→ Given instruction: Keep only the lines where "legend" appears.

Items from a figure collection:
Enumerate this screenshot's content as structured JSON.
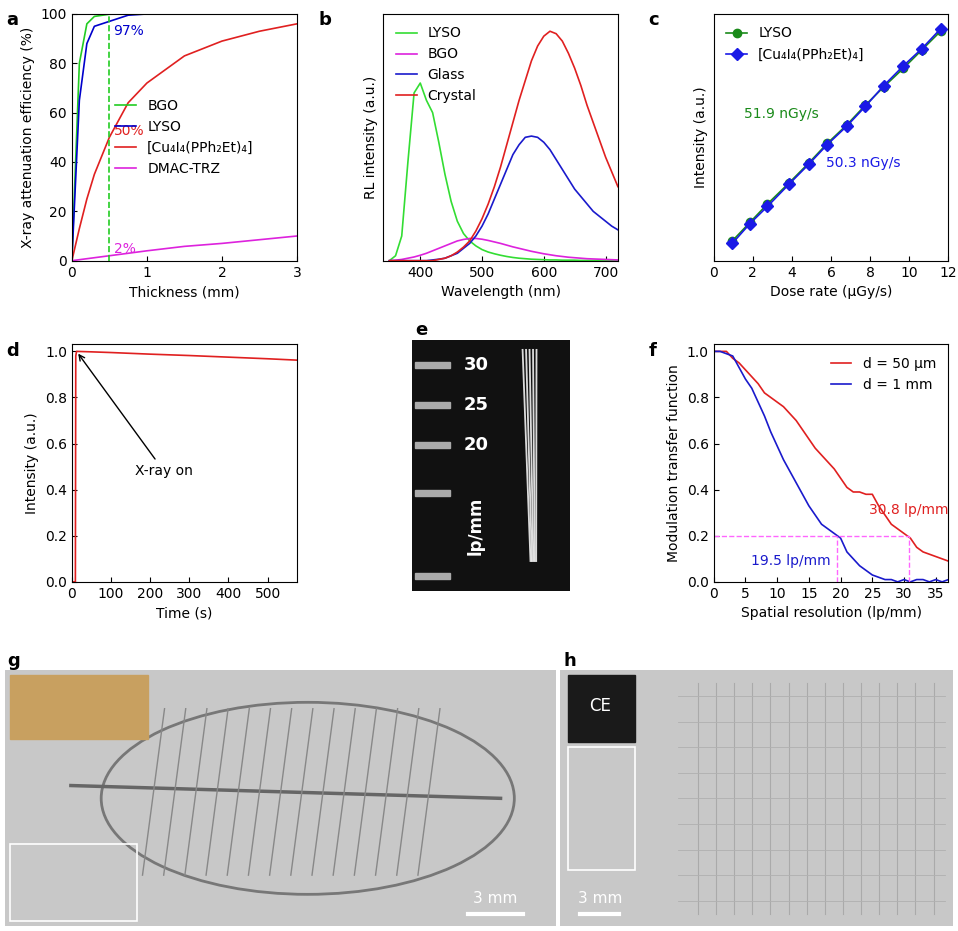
{
  "chart_data": [
    {
      "panel": "a",
      "type": "line",
      "x_label": "Thickness (mm)",
      "y_label": "X-ray attenuation efficiency (%)",
      "x": [
        0,
        0.1,
        0.2,
        0.3,
        0.5,
        0.75,
        1,
        1.5,
        2,
        2.5,
        3
      ],
      "series": [
        {
          "name": "BGO",
          "color": "#22cc22",
          "values": [
            0,
            80,
            96,
            99,
            99.9,
            100,
            100,
            100,
            100,
            100,
            100
          ]
        },
        {
          "name": "LYSO",
          "color": "#0000cc",
          "values": [
            0,
            65,
            88,
            95,
            97,
            99.5,
            100,
            100,
            100,
            100,
            100
          ]
        },
        {
          "name": "[Cu₄I₄(PPh₂Et)₄]",
          "color": "#e02020",
          "values": [
            0,
            13,
            25,
            35,
            50,
            64,
            72,
            83,
            89,
            93,
            96
          ]
        },
        {
          "name": "DMAC-TRZ",
          "color": "#dd22dd",
          "values": [
            0,
            0.4,
            0.8,
            1.2,
            2,
            3,
            4,
            5.8,
            7,
            8.5,
            10
          ]
        }
      ],
      "reference_x": 0.5,
      "annotations": [
        {
          "text": "97%",
          "x": 0.5,
          "y": 97,
          "color": "#0000cc"
        },
        {
          "text": "50%",
          "x": 0.5,
          "y": 50,
          "color": "#e02020"
        },
        {
          "text": "2%",
          "x": 0.5,
          "y": 2,
          "color": "#dd22dd"
        }
      ],
      "xlim": [
        0,
        3
      ],
      "xticks": [
        0,
        1,
        2,
        3
      ],
      "ylim": [
        0,
        100
      ],
      "yticks": [
        0,
        20,
        40,
        60,
        80,
        100
      ],
      "legend": "center"
    },
    {
      "panel": "b",
      "type": "line",
      "x_label": "Wavelength (nm)",
      "y_label": "RL intensity (a.u.)",
      "x": [
        350,
        360,
        370,
        380,
        390,
        400,
        410,
        420,
        430,
        440,
        450,
        460,
        470,
        480,
        490,
        500,
        510,
        520,
        530,
        540,
        550,
        560,
        570,
        580,
        590,
        600,
        610,
        620,
        630,
        640,
        650,
        660,
        670,
        680,
        690,
        700,
        710,
        720
      ],
      "series": [
        {
          "name": "LYSO",
          "color": "#33dd33",
          "values": [
            0,
            2,
            10,
            40,
            68,
            72,
            65,
            60,
            48,
            35,
            24,
            16,
            11,
            8,
            6,
            4.5,
            3.5,
            2.8,
            2.2,
            1.7,
            1.3,
            1,
            0.8,
            0.6,
            0.5,
            0.4,
            0.3,
            0.3,
            0.2,
            0.2,
            0.2,
            0.1,
            0.1,
            0.1,
            0.1,
            0.1,
            0.1,
            0.1
          ]
        },
        {
          "name": "BGO",
          "color": "#dd22dd",
          "values": [
            0,
            0.2,
            0.5,
            1,
            1.5,
            2.2,
            3,
            4,
            5,
            6,
            7,
            8,
            8.6,
            9,
            9,
            8.7,
            8.2,
            7.6,
            7,
            6.3,
            5.6,
            5,
            4.4,
            3.8,
            3.3,
            2.8,
            2.4,
            2,
            1.7,
            1.4,
            1.2,
            1,
            0.8,
            0.7,
            0.6,
            0.5,
            0.4,
            0.3
          ]
        },
        {
          "name": "Glass",
          "color": "#1a1acc",
          "values": [
            0,
            0,
            0,
            0,
            0,
            0,
            0,
            0.3,
            0.6,
            1,
            2,
            3,
            5,
            7,
            10,
            14,
            19,
            25,
            31,
            37,
            43,
            47,
            50,
            50.5,
            50,
            48,
            45,
            41,
            37,
            33,
            29,
            26,
            23,
            20,
            18,
            16,
            14,
            12.5
          ]
        },
        {
          "name": "Crystal",
          "color": "#e02020",
          "values": [
            0,
            0,
            0,
            0,
            0,
            0,
            0,
            0,
            0.5,
            1,
            2,
            3.5,
            5.5,
            8,
            12,
            17,
            23,
            30,
            38,
            47,
            56,
            65,
            73,
            81,
            87,
            91,
            93,
            92,
            89,
            84,
            78,
            71,
            63,
            56,
            49,
            42,
            36,
            30
          ]
        }
      ],
      "xlim": [
        340,
        720
      ],
      "xticks": [
        400,
        500,
        600,
        700
      ],
      "ylim": [
        0,
        100
      ],
      "yticks": [],
      "tick_labels": "x",
      "legend": "upper left"
    },
    {
      "panel": "c",
      "type": "line",
      "x_label": "Dose rate (μGy/s)",
      "y_label": "Intensity (a.u.)",
      "x": [
        0.95,
        1.85,
        2.75,
        3.85,
        4.85,
        5.8,
        6.8,
        7.75,
        8.7,
        9.7,
        10.65,
        11.6
      ],
      "series": [
        {
          "name": "LYSO",
          "color": "#1a8a1a",
          "marker": "circle",
          "line_style": "solid",
          "values": [
            8,
            15.5,
            23,
            31.5,
            39.5,
            47.5,
            55,
            63,
            70.5,
            78,
            85.5,
            93
          ]
        },
        {
          "name": "[Cu₄I₄(PPh₂Et)₄]",
          "color": "#1a1ae6",
          "marker": "diamond",
          "line_style": "solid",
          "values": [
            7,
            15,
            22,
            31,
            39,
            47,
            54.5,
            62.5,
            71,
            79,
            86,
            94
          ]
        }
      ],
      "annotations": [
        {
          "text": "51.9 nGy/s",
          "color": "#1a8a1a"
        },
        {
          "text": "50.3 nGy/s",
          "color": "#1a1ae6"
        }
      ],
      "xlim": [
        0,
        12
      ],
      "xticks": [
        0,
        2,
        4,
        6,
        8,
        10,
        12
      ],
      "ylim": [
        0,
        100
      ],
      "yticks": [],
      "tick_labels": "x",
      "legend": "upper left"
    },
    {
      "panel": "d",
      "type": "line",
      "x_label": "Time (s)",
      "y_label": "Intensity (a.u.)",
      "x": [
        0,
        9,
        10,
        12,
        50,
        100,
        200,
        300,
        400,
        500,
        575
      ],
      "series": [
        {
          "name": "Intensity",
          "color": "#e02020",
          "values": [
            0,
            0,
            0.98,
            1.0,
            0.998,
            0.995,
            0.988,
            0.982,
            0.975,
            0.968,
            0.962
          ]
        }
      ],
      "annotations": [
        {
          "text": "X-ray on",
          "x": 12,
          "y": 1.0,
          "color": "#000000"
        }
      ],
      "xlim": [
        0,
        575
      ],
      "xticks": [
        0,
        100,
        200,
        300,
        400,
        500
      ],
      "ylim": [
        0,
        1.03
      ],
      "yticks": [
        0.0,
        0.2,
        0.4,
        0.6,
        0.8,
        1.0
      ]
    },
    {
      "panel": "e",
      "type": "image",
      "labels": [
        "30",
        "25",
        "20",
        "lp/mm"
      ]
    },
    {
      "panel": "f",
      "type": "line",
      "x_label": "Spatial resolution (lp/mm)",
      "y_label": "Modulation transfer function",
      "x": [
        0,
        1,
        2,
        3,
        4,
        5,
        6,
        7,
        8,
        9,
        10,
        11,
        12,
        13,
        14,
        15,
        16,
        17,
        18,
        19,
        20,
        21,
        22,
        23,
        24,
        25,
        26,
        27,
        28,
        29,
        30,
        31,
        32,
        33,
        34,
        35,
        36,
        37
      ],
      "series": [
        {
          "name": "d = 50 μm",
          "color": "#e02020",
          "values": [
            1.0,
            1.0,
            1.0,
            0.97,
            0.95,
            0.92,
            0.89,
            0.86,
            0.82,
            0.8,
            0.78,
            0.76,
            0.73,
            0.7,
            0.66,
            0.62,
            0.58,
            0.55,
            0.52,
            0.49,
            0.45,
            0.41,
            0.39,
            0.39,
            0.38,
            0.38,
            0.33,
            0.29,
            0.25,
            0.23,
            0.21,
            0.19,
            0.15,
            0.13,
            0.12,
            0.11,
            0.1,
            0.09
          ]
        },
        {
          "name": "d = 1 mm",
          "color": "#1a1acc",
          "values": [
            1.0,
            1.0,
            0.99,
            0.98,
            0.93,
            0.88,
            0.84,
            0.78,
            0.72,
            0.65,
            0.59,
            0.53,
            0.48,
            0.43,
            0.38,
            0.33,
            0.29,
            0.25,
            0.23,
            0.21,
            0.19,
            0.13,
            0.1,
            0.07,
            0.05,
            0.03,
            0.02,
            0.01,
            0.01,
            0.0,
            0.01,
            0.0,
            0.01,
            0.01,
            0.0,
            0.01,
            0.0,
            0.01
          ]
        }
      ],
      "threshold": 0.2,
      "cutoffs": [
        {
          "x": 19.5,
          "label": "19.5 lp/mm",
          "color": "#1a1acc"
        },
        {
          "x": 30.8,
          "label": "30.8 lp/mm",
          "color": "#e02020"
        }
      ],
      "xlim": [
        0,
        37
      ],
      "xticks": [
        0,
        5,
        10,
        15,
        20,
        25,
        30,
        35
      ],
      "ylim": [
        0,
        1.03
      ],
      "yticks": [
        0.0,
        0.2,
        0.4,
        0.6,
        0.8,
        1.0
      ],
      "legend": "upper right"
    },
    {
      "panel": "g",
      "type": "image",
      "scale_bar": "3 mm"
    },
    {
      "panel": "h",
      "type": "image",
      "scale_bar": "3 mm",
      "inset_text": "CE"
    }
  ]
}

→ Solution to the exercise:
      "legend": "center"
      "legend": "upper left"
      "legend": "upper left"
      "legend": "upper right"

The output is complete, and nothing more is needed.